## [EXERCISE OBJECTIVE]
Lines holding the string "正六边形ABCDEF内接于" are the ones to copy from this listing.

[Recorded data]
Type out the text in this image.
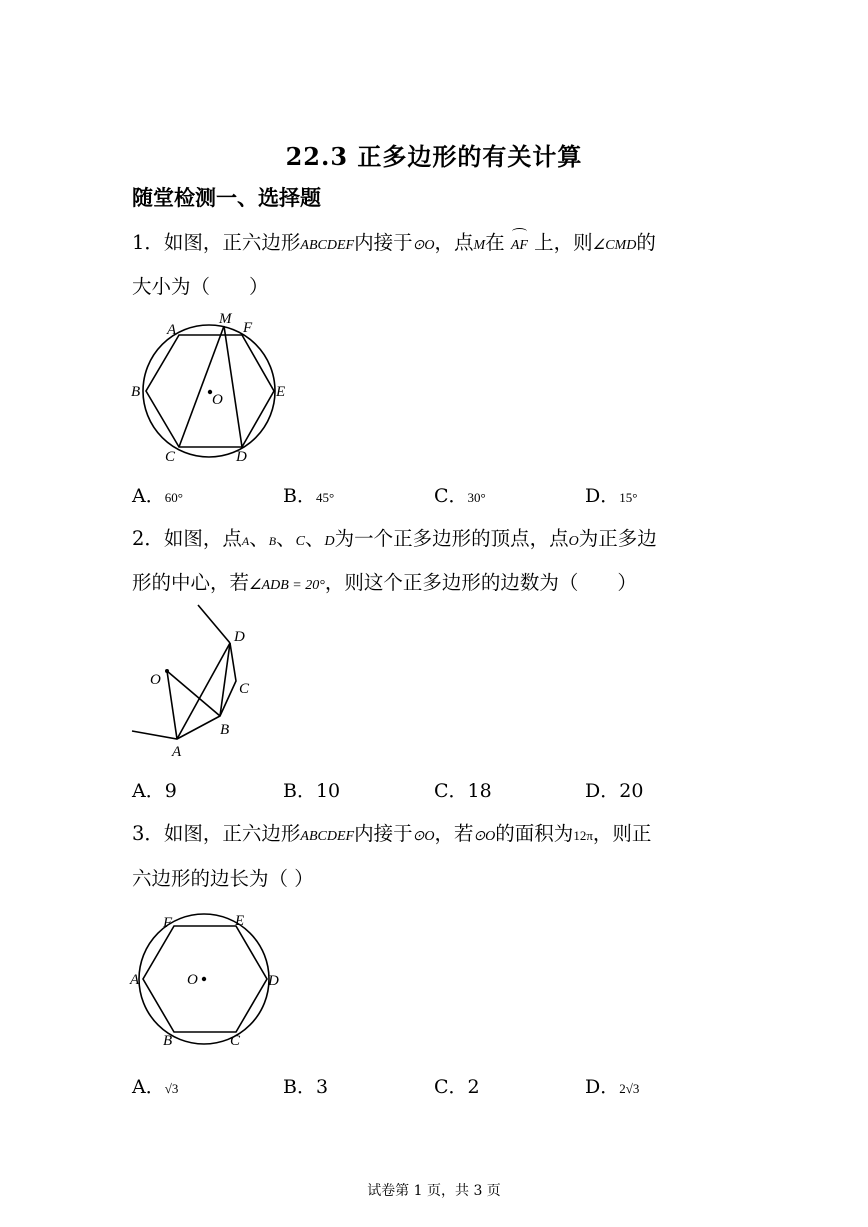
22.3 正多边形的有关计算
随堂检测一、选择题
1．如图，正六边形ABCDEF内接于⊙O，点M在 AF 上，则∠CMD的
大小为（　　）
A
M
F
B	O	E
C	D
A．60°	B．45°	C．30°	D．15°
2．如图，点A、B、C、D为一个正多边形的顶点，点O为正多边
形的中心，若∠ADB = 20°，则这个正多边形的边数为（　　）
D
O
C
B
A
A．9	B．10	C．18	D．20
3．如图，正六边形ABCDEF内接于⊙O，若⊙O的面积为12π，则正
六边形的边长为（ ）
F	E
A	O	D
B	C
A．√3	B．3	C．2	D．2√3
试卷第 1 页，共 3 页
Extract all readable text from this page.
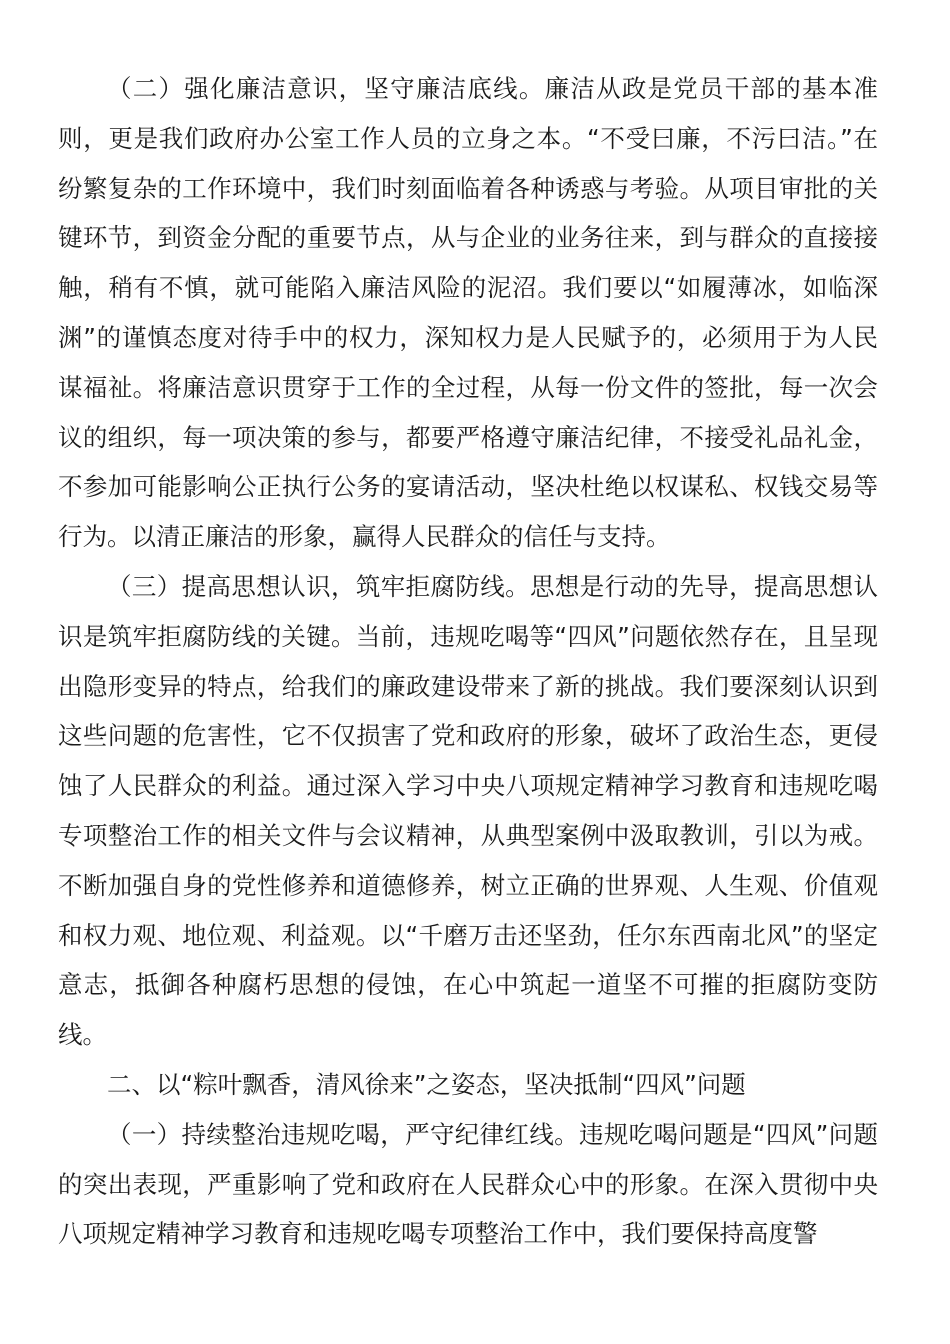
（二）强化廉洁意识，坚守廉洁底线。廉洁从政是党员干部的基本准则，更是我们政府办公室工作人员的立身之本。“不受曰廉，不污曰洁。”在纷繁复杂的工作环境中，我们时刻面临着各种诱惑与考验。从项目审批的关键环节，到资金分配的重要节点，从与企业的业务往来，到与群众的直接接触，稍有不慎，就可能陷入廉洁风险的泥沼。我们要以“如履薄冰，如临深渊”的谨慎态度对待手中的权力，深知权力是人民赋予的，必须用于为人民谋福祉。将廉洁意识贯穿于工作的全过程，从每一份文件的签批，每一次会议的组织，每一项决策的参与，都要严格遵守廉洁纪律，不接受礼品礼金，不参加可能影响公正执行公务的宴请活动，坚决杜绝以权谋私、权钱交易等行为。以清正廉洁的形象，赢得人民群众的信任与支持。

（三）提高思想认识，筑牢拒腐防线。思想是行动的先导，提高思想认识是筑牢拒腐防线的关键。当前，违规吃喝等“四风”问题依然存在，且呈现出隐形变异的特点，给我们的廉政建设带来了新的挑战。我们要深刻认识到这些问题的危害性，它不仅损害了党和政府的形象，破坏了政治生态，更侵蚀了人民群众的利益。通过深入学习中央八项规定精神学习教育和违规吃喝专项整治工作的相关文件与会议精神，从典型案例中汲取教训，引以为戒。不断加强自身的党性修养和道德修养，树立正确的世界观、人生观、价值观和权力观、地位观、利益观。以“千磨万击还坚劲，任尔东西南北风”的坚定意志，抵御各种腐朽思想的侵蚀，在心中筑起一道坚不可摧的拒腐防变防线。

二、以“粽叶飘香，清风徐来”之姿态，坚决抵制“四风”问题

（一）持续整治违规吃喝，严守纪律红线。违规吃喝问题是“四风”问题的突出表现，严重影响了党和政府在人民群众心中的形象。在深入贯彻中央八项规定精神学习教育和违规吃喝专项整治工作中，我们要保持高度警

## [TASK OUTPUT]
1．如图，正六边形ABCDEF内接于⊙O，点M在 AF 上，则∠CMD的
3．如图，正六边形ABCDEF内接于⊙O，若⊙O的面积为12π，则正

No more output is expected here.